Texto de estudio
# # # # # # #

Opinión | El correo americano

Biografías

Contar la vida de otro no es un asunto sencillo. ¿Hasta qué punto uno no está apropiándose de una voz ajena, manipulando unos recuerdos que no le pertenecen y que, por lo tanto, nunca podrá comprender del todo, especulando psicológicamente sobre las intenciones de un individuo? Richard Ellmann pretendió explicar a Joyce a través de su obra, buscando entre las páginas de sus libros personajes, frases o diálogos extraídos de la vida del autor. La suya está considerada como una de las grandes biografías de la historia. Robert Caro no solo indagó en los archivos de Lyndon Johnson: recorrió los pasos que dio el presidente, viviendo donde este vivió, desplazándose al Capitolio para intentar comprender lo que pudo haber sentido el político texano cuando vio por primera vez el reflejo del sol en la ventana del edificio neoclásico.

Algunos conviven tanto tiempo con sus biografiados que acaban empatizando con ellos; apoyan sus causas y manifiestan desprecio por sus adversarios. Ron Chernow, tras publicar su libro sobre Hamilton, decía no tener mucha simpatía por James Madison (quienes han visto el musical saben que la pareja Jefferson-Madison no sale muy bien parada en la versión hamiltoniana de la historia). David McCullough dijo algo parecido sobre Jefferson después de pasar un buen rato de su vida con los Adams. La opacidad de Reagan sacó de quicio a Edmund Morris, quien, en Dutch, al ser incapaz de descifrar a su objeto de estudio, decidió “imaginarse” los pensamientos del presidente republicano penetrando peligrosamente en el territorio de la ficción (el experimento generó bastante controversia y erosionó por un tiempo la reputación del historiador). El libro llevaba el imposible subtítulo de Memorias de Ronald Reagan.

# # # # # # #

Filas de un conjunto de datos
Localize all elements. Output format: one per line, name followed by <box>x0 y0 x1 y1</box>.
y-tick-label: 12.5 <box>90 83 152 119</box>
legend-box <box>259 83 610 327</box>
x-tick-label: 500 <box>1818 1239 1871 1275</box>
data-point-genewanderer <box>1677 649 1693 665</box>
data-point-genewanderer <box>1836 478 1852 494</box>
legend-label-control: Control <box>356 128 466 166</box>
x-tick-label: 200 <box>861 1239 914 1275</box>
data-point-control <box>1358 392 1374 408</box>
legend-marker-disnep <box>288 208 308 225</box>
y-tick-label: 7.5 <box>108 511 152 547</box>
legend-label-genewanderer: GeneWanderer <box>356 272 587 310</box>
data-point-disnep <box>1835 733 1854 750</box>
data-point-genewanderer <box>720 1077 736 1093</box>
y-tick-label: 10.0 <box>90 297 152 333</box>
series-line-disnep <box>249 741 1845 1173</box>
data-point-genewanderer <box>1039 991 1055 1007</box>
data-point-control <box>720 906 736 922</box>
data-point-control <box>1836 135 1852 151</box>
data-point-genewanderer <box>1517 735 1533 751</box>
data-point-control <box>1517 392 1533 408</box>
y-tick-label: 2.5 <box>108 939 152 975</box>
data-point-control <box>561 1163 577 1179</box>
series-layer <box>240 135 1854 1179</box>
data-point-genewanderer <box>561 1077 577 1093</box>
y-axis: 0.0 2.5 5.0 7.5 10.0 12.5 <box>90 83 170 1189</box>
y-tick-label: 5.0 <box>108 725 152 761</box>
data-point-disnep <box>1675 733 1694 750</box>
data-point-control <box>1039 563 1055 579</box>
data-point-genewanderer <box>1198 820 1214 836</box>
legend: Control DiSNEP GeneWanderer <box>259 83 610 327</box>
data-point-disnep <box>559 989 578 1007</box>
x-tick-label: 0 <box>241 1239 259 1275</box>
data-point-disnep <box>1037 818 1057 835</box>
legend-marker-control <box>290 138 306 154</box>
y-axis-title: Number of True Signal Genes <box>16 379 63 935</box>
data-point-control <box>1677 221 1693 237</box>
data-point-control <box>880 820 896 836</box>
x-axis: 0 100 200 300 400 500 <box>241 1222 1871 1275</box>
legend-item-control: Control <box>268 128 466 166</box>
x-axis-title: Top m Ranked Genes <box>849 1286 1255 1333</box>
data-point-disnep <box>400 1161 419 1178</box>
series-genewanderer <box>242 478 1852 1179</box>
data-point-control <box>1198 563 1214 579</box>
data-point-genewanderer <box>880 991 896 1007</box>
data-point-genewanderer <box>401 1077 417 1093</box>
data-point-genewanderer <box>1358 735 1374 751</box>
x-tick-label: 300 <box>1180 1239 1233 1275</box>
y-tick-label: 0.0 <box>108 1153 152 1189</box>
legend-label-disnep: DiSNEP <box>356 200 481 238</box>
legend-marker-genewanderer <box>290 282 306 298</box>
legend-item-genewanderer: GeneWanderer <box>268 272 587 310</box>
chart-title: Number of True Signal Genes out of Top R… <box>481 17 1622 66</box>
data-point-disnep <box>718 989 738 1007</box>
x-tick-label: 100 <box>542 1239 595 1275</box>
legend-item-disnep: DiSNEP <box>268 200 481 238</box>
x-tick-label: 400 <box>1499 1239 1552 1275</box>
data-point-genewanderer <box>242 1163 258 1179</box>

# # # # # # #

Lista de tareas
1) Transcribe del texto sobre las biografías el tramo que va desde «Contar la vida» hasta «del edificio neoclásico.».
2) Enumera todos los biógrafos que se nombran en el texto sobre las biografías.

Soluciones por tarea
1)
Contar la vida de otro no es un asunto sencillo. ¿Hasta qué punto uno no está apropiándose de una voz ajena, manipulando unos recuerdos que no le pertenecen y que, por lo tanto, nunca podrá comprender del todo, especulando psicológicamente sobre las intenciones de un individuo? Richard Ellmann pretendió explicar a Joyce a través de su obra, buscando entre las páginas de sus libros personajes, frases o diálogos extraídos de la vida del autor. La suya está considerada como una de las grandes biografías de la historia. Robert Caro no solo indagó en los archivos de Lyndon Johnson: recorrió los pasos que dio el presidente, viviendo donde este vivió, desplazándose al Capitolio para intentar comprender lo que pudo haber sentido el político texano cuando vio por primera vez el reflejo del sol en la ventana del edificio neoclásico.

2) Richard Ellmann, Robert Caro, Ron Chernow, David McCullough y Edmund Morris.